* WORK TO BE COMPLETED *
Would it be possible to write out each entry below exactly, without the pictures?

* THE RECORDS *
----
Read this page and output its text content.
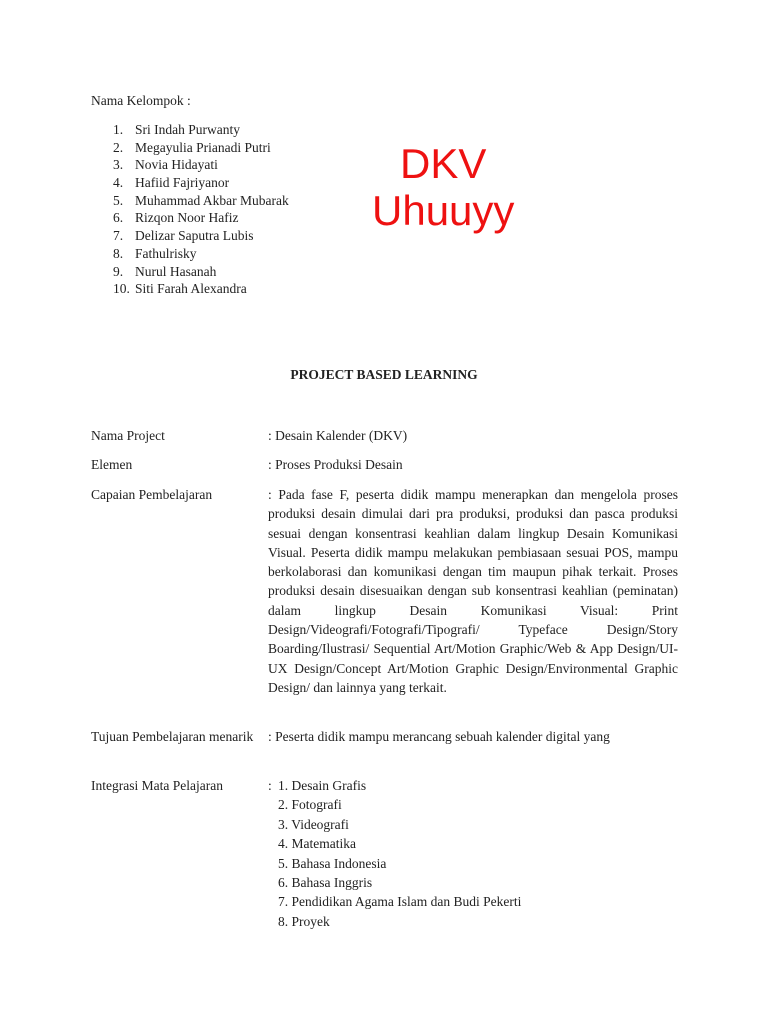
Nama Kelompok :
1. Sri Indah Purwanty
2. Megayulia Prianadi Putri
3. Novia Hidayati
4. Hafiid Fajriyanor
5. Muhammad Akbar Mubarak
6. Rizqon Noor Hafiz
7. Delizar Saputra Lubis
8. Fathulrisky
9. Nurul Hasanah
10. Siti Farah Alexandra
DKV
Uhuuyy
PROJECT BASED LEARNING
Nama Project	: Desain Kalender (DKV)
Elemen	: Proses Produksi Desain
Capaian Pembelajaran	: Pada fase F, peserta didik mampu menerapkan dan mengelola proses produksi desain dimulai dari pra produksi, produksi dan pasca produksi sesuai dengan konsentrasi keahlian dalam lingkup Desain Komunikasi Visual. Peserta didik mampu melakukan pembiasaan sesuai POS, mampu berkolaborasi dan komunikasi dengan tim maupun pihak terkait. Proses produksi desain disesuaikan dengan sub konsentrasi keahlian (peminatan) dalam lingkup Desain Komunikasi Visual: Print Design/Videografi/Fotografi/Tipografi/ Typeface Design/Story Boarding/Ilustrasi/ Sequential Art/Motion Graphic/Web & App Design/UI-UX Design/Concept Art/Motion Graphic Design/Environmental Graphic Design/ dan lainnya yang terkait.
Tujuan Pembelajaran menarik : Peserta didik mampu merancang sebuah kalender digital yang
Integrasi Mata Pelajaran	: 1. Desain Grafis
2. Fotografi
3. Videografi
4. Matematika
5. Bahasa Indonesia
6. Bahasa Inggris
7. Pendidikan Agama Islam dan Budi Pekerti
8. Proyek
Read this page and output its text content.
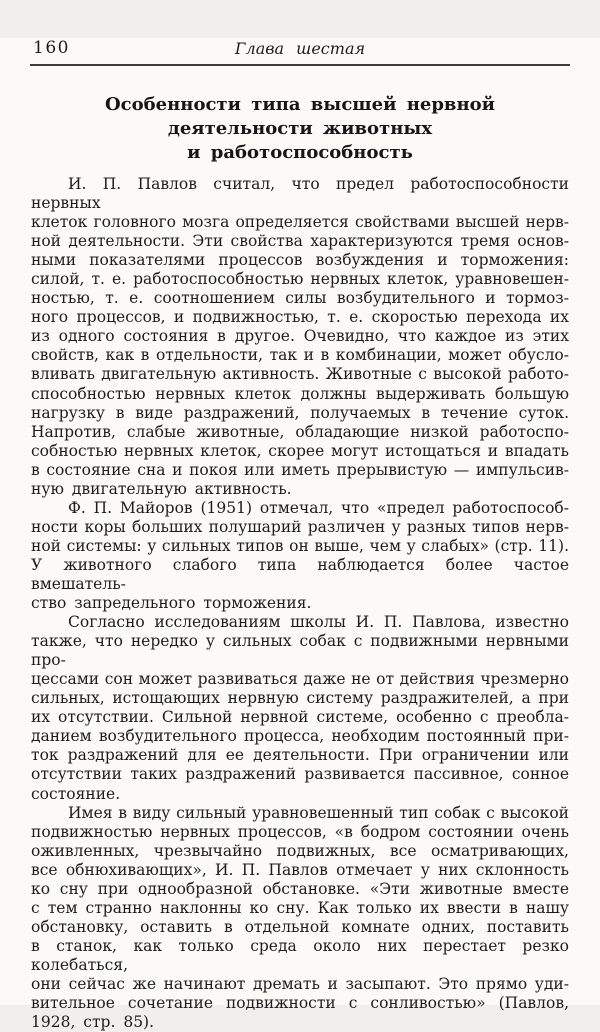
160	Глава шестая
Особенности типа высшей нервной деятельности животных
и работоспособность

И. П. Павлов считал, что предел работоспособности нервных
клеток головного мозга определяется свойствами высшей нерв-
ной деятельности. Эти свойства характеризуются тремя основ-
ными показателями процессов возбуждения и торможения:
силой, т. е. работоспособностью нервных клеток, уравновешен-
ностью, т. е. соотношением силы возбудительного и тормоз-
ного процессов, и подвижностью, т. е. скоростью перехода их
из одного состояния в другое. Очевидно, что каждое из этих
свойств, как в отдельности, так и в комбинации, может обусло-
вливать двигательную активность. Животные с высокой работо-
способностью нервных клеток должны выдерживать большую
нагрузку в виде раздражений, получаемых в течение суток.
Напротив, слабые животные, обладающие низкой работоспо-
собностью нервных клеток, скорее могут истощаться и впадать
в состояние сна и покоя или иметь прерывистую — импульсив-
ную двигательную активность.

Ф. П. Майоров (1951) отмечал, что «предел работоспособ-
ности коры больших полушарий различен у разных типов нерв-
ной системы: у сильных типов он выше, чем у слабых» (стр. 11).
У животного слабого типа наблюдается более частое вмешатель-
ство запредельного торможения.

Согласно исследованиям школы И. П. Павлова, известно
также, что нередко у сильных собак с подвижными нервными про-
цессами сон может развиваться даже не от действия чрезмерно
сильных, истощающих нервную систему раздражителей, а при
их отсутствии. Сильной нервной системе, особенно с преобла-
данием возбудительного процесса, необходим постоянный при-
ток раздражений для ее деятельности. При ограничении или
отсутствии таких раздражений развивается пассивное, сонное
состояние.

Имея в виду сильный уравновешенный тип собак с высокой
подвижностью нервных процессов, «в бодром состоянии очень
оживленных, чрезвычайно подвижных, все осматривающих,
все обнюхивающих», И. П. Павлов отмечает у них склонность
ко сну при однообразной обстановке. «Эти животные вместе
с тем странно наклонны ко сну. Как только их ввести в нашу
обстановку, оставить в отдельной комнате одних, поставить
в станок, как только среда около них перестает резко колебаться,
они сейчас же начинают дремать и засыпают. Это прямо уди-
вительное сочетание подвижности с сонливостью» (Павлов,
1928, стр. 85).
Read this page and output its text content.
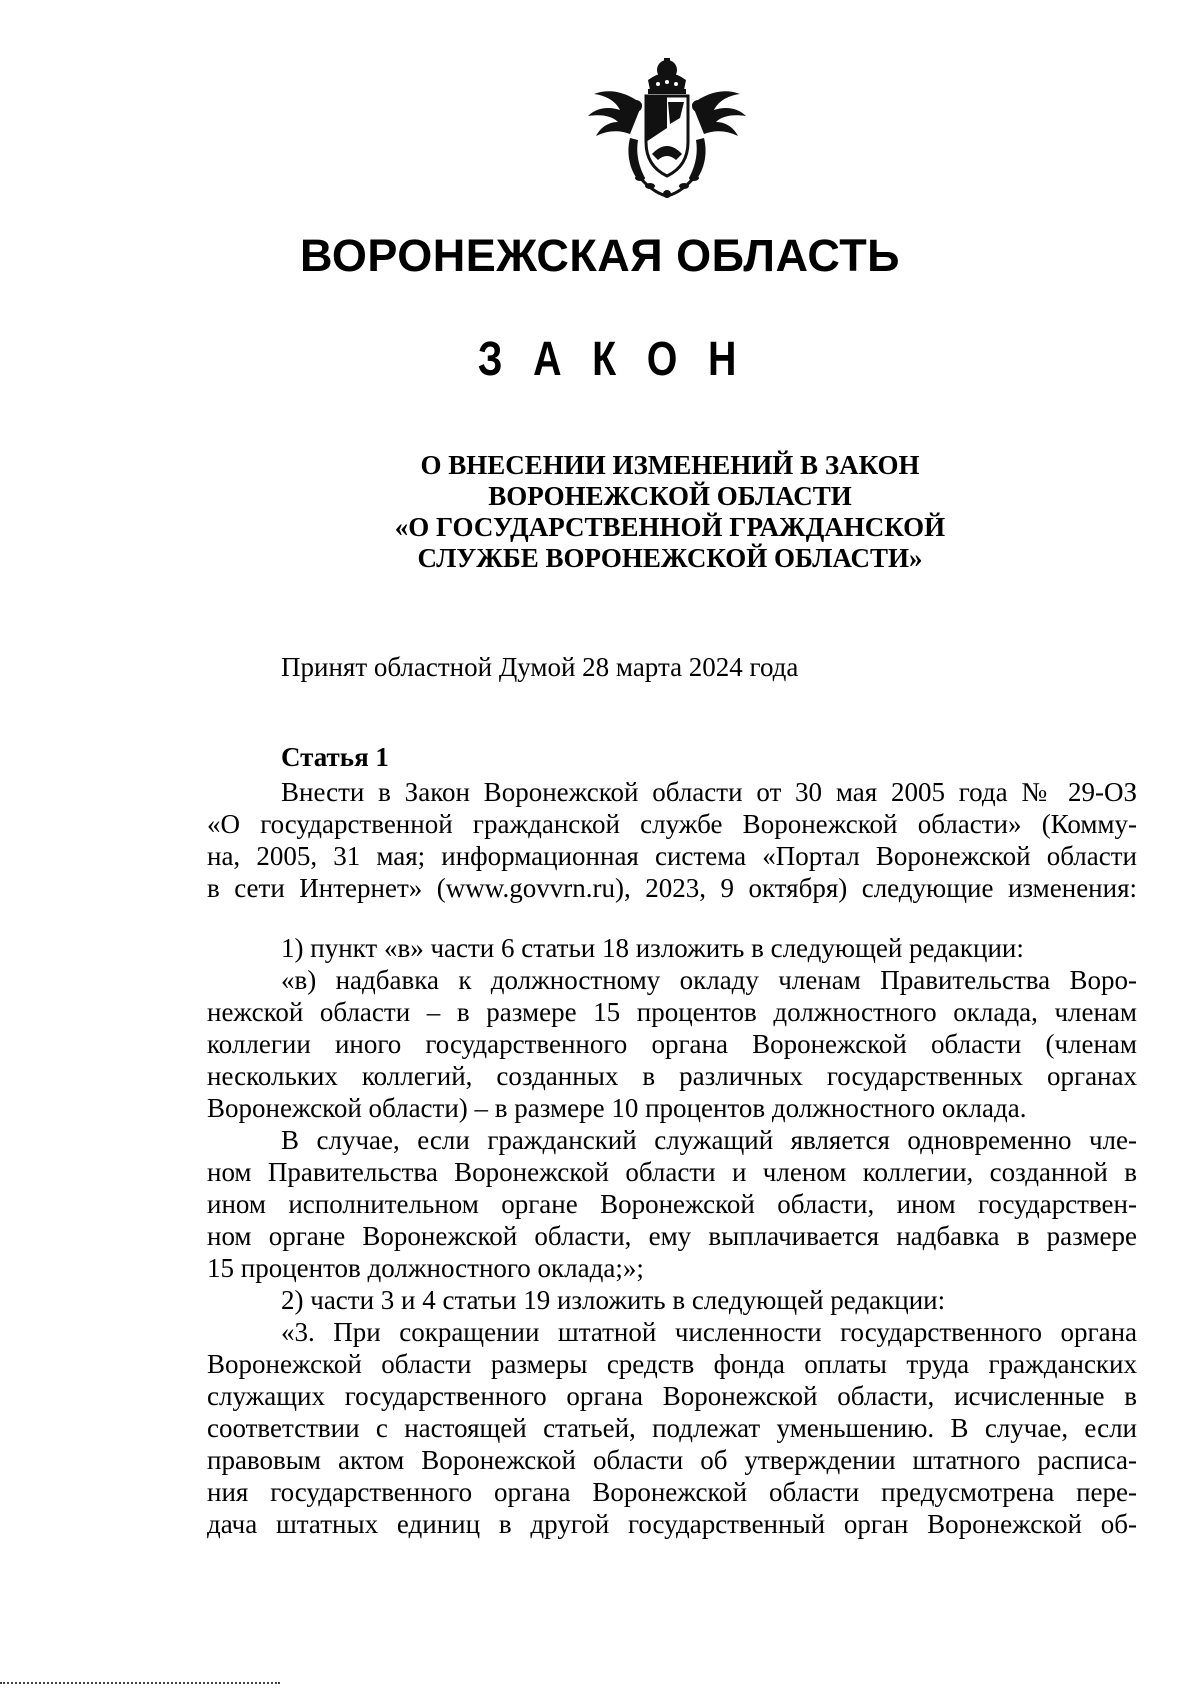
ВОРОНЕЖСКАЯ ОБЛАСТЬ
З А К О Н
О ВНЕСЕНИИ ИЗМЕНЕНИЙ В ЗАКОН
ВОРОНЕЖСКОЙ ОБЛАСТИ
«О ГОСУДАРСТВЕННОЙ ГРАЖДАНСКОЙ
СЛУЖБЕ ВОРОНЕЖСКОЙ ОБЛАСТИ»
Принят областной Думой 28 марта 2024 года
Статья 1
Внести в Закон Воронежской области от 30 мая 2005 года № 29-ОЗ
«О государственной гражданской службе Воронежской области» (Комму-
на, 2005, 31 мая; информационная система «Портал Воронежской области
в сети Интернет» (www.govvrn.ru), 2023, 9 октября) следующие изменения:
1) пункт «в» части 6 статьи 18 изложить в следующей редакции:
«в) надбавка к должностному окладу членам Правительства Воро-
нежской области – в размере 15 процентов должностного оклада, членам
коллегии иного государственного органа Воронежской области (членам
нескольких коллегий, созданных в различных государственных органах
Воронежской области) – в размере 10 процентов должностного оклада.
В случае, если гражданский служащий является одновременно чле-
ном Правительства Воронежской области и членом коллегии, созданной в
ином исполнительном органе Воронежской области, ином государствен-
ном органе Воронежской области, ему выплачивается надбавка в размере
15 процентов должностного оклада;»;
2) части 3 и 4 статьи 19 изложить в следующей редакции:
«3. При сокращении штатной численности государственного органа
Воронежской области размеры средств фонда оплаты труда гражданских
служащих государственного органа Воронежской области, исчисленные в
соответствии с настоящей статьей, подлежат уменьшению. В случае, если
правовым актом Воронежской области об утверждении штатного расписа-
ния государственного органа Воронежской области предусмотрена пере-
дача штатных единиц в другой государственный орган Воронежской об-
----
* SOLUTION TO THIS TASK *
Read this page and output its text content.
Nama Kelompok :
1. Sri Indah Purwanty
2. Megayulia Prianadi Putri
3. Novia Hidayati
4. Hafiid Fajriyanor
5. Muhammad Akbar Mubarak
6. Rizqon Noor Hafiz
7. Delizar Saputra Lubis
8. Fathulrisky
9. Nurul Hasanah
10. Siti Farah Alexandra
DKV
Uhuuyy
PROJECT BASED LEARNING
Nama Project	: Desain Kalender (DKV)
Elemen	: Proses Produksi Desain
Capaian Pembelajaran	: Pada fase F, peserta didik mampu menerapkan dan mengelola proses produksi desain dimulai dari pra produksi, produksi dan pasca produksi sesuai dengan konsentrasi keahlian dalam lingkup Desain Komunikasi Visual. Peserta didik mampu melakukan pembiasaan sesuai POS, mampu berkolaborasi dan komunikasi dengan tim maupun pihak terkait. Proses produksi desain disesuaikan dengan sub konsentrasi keahlian (peminatan) dalam lingkup Desain Komunikasi Visual: Print Design/Videografi/Fotografi/Tipografi/ Typeface Design/Story Boarding/Ilustrasi/ Sequential Art/Motion Graphic/Web & App Design/UI-UX Design/Concept Art/Motion Graphic Design/Environmental Graphic Design/ dan lainnya yang terkait.
Tujuan Pembelajaran menarik : Peserta didik mampu merancang sebuah kalender digital yang
Integrasi Mata Pelajaran	: 1. Desain Grafis
2. Fotografi
3. Videografi
4. Matematika
5. Bahasa Indonesia
6. Bahasa Inggris
7. Pendidikan Agama Islam dan Budi Pekerti
8. Proyek
Read this page and output its text content.
160	Глава шестая
Особенности типа высшей нервной деятельности животных
и работоспособность

И. П. Павлов считал, что предел работоспособности нервных
клеток головного мозга определяется свойствами высшей нерв-
ной деятельности. Эти свойства характеризуются тремя основ-
ными показателями процессов возбуждения и торможения:
силой, т. е. работоспособностью нервных клеток, уравновешен-
ностью, т. е. соотношением силы возбудительного и тормоз-
ного процессов, и подвижностью, т. е. скоростью перехода их
из одного состояния в другое. Очевидно, что каждое из этих
свойств, как в отдельности, так и в комбинации, может обусло-
вливать двигательную активность. Животные с высокой работо-
способностью нервных клеток должны выдерживать большую
нагрузку в виде раздражений, получаемых в течение суток.
Напротив, слабые животные, обладающие низкой работоспо-
собностью нервных клеток, скорее могут истощаться и впадать
в состояние сна и покоя или иметь прерывистую — импульсив-
ную двигательную активность.

Ф. П. Майоров (1951) отмечал, что «предел работоспособ-
ности коры больших полушарий различен у разных типов нерв-
ной системы: у сильных типов он выше, чем у слабых» (стр. 11).
У животного слабого типа наблюдается более частое вмешатель-
ство запредельного торможения.

Согласно исследованиям школы И. П. Павлова, известно
также, что нередко у сильных собак с подвижными нервными про-
цессами сон может развиваться даже не от действия чрезмерно
сильных, истощающих нервную систему раздражителей, а при
их отсутствии. Сильной нервной системе, особенно с преобла-
данием возбудительного процесса, необходим постоянный при-
ток раздражений для ее деятельности. При ограничении или
отсутствии таких раздражений развивается пассивное, сонное
состояние.

Имея в виду сильный уравновешенный тип собак с высокой
подвижностью нервных процессов, «в бодром состоянии очень
оживленных, чрезвычайно подвижных, все осматривающих,
все обнюхивающих», И. П. Павлов отмечает у них склонность
ко сну при однообразной обстановке. «Эти животные вместе
с тем странно наклонны ко сну. Как только их ввести в нашу
обстановку, оставить в отдельной комнате одних, поставить
в станок, как только среда около них перестает резко колебаться,
они сейчас же начинают дремать и засыпают. Это прямо уди-
вительное сочетание подвижности с сонливостью» (Павлов,
1928, стр. 85).
Read this page and output its text content.
ВОРОНЕЖСКАЯ ОБЛАСТЬ
З А К О Н
О ВНЕСЕНИИ ИЗМЕНЕНИЙ В ЗАКОН
ВОРОНЕЖСКОЙ ОБЛАСТИ
«О ГОСУДАРСТВЕННОЙ ГРАЖДАНСКОЙ
СЛУЖБЕ ВОРОНЕЖСКОЙ ОБЛАСТИ»
Принят областной Думой 28 марта 2024 года
Статья 1
Внести в Закон Воронежской области от 30 мая 2005 года № 29-ОЗ
«О государственной гражданской службе Воронежской области» (Комму-
на, 2005, 31 мая; информационная система «Портал Воронежской области
в сети Интернет» (www.govvrn.ru), 2023, 9 октября) следующие изменения:
1) пункт «в» части 6 статьи 18 изложить в следующей редакции:
«в) надбавка к должностному окладу членам Правительства Воро-
нежской области – в размере 15 процентов должностного оклада, членам
коллегии иного государственного органа Воронежской области (членам
нескольких коллегий, созданных в различных государственных органах
Воронежской области) – в размере 10 процентов должностного оклада.
В случае, если гражданский служащий является одновременно чле-
ном Правительства Воронежской области и членом коллегии, созданной в
ином исполнительном органе Воронежской области, ином государствен-
ном органе Воронежской области, ему выплачивается надбавка в размере
15 процентов должностного оклада;»;
2) части 3 и 4 статьи 19 изложить в следующей редакции:
«3. При сокращении штатной численности государственного органа
Воронежской области размеры средств фонда оплаты труда гражданских
служащих государственного органа Воронежской области, исчисленные в
соответствии с настоящей статьей, подлежат уменьшению. В случае, если
правовым актом Воронежской области об утверждении штатного расписа-
ния государственного органа Воронежской области предусмотрена пере-
дача штатных единиц в другой государственный орган Воронежской об-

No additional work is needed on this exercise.